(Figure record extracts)
[start]
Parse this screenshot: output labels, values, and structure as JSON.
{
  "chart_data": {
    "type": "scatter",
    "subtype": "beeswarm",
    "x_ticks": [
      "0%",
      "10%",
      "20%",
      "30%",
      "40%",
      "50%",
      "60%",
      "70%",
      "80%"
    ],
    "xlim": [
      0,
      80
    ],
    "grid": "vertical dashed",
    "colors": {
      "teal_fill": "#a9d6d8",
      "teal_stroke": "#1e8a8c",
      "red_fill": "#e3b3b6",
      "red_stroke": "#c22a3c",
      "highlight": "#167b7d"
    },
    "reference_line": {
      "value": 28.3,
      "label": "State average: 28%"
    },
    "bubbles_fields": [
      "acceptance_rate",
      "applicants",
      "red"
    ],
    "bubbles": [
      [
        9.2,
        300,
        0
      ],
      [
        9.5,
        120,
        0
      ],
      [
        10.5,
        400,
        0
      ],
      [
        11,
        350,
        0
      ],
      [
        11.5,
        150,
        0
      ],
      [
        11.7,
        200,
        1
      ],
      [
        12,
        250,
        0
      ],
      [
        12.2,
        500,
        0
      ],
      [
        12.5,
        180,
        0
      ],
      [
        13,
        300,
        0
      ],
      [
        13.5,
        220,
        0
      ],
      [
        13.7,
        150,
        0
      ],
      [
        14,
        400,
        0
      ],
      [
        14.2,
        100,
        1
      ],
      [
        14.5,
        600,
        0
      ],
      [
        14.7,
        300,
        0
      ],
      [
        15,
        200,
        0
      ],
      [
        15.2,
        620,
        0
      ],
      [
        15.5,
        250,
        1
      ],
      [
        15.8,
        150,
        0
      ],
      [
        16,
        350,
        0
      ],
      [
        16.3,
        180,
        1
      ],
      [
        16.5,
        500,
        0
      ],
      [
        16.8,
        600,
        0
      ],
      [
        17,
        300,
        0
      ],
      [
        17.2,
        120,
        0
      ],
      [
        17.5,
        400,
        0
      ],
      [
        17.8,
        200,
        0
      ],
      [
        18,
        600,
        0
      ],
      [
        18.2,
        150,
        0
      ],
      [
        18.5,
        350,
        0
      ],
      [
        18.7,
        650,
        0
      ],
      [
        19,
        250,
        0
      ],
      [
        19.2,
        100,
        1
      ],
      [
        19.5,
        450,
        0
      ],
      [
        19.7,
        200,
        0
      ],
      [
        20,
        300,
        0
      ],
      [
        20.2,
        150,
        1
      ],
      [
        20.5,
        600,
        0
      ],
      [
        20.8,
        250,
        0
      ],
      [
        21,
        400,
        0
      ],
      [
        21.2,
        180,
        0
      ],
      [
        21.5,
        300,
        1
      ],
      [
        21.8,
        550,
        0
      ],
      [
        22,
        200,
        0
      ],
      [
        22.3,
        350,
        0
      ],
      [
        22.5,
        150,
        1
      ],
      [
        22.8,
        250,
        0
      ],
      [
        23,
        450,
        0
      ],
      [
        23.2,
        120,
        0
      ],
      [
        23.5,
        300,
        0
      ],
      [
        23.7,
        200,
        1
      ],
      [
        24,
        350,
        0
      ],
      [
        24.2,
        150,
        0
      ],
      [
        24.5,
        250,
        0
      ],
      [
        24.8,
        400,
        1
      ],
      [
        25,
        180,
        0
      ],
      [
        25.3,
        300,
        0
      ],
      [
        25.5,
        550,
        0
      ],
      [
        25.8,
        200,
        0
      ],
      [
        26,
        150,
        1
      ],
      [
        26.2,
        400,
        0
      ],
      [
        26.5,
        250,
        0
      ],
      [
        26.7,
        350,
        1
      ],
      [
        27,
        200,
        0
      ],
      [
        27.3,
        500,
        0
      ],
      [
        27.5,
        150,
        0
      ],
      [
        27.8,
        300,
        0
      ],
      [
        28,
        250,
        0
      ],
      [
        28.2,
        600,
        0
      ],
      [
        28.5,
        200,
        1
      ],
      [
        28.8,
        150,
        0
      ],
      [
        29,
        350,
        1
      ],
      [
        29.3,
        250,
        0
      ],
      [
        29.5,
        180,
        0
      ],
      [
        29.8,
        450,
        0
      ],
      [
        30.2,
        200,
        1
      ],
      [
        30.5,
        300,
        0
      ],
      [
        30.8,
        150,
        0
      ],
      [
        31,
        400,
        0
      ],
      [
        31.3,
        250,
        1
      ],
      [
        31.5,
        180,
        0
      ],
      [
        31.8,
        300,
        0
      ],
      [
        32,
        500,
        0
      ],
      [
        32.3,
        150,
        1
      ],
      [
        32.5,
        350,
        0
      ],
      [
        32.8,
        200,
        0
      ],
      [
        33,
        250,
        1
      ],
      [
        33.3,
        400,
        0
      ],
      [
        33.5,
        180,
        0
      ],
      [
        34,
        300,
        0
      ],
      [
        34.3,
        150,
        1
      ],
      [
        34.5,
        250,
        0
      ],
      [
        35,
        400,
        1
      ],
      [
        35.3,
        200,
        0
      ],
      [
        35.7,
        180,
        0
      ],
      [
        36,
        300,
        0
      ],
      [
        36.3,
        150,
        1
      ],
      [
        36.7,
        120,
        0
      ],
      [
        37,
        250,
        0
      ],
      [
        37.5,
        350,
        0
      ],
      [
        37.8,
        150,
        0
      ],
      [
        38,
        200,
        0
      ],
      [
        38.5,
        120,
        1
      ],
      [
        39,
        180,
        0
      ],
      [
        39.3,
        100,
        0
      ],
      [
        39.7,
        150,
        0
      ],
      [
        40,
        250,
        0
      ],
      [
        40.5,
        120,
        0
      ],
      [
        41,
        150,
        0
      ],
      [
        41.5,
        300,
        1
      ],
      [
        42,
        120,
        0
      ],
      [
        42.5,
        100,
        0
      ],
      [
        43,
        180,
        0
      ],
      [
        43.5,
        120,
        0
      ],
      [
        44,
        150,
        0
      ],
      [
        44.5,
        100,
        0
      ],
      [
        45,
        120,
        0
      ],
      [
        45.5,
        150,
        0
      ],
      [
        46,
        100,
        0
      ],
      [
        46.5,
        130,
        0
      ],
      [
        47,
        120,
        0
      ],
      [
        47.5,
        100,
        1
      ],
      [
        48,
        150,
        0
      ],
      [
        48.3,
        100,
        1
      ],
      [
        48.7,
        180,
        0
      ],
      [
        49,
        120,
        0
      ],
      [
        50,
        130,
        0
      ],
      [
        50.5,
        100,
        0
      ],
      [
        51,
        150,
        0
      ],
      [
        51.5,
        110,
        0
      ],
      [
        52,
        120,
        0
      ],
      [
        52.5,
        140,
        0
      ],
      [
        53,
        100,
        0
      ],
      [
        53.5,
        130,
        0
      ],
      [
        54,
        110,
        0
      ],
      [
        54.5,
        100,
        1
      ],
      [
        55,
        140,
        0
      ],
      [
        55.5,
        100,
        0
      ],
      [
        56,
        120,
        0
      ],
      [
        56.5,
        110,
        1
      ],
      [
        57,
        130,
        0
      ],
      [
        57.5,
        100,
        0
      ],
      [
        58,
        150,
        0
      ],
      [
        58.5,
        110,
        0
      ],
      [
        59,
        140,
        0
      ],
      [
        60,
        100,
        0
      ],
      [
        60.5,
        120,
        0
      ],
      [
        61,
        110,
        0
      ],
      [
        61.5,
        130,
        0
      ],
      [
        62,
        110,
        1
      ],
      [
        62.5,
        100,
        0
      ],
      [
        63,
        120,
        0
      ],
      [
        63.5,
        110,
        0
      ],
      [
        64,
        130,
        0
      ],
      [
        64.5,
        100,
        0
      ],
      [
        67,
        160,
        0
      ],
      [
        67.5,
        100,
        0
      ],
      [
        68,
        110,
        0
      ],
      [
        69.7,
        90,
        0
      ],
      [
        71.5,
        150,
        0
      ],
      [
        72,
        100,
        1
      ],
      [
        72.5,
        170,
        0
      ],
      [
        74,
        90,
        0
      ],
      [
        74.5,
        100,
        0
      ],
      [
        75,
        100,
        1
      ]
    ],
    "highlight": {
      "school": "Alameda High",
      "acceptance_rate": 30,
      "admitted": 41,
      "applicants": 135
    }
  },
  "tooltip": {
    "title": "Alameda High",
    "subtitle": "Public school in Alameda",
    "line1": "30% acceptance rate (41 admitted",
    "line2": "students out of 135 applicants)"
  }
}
[end]
* _TASK BRIEF_
Copy out each line of the listing that holds "admitted".

* _FINAL RESULT_
      "admitted": 41,
    "line1": "30% acceptance rate (41 admitted",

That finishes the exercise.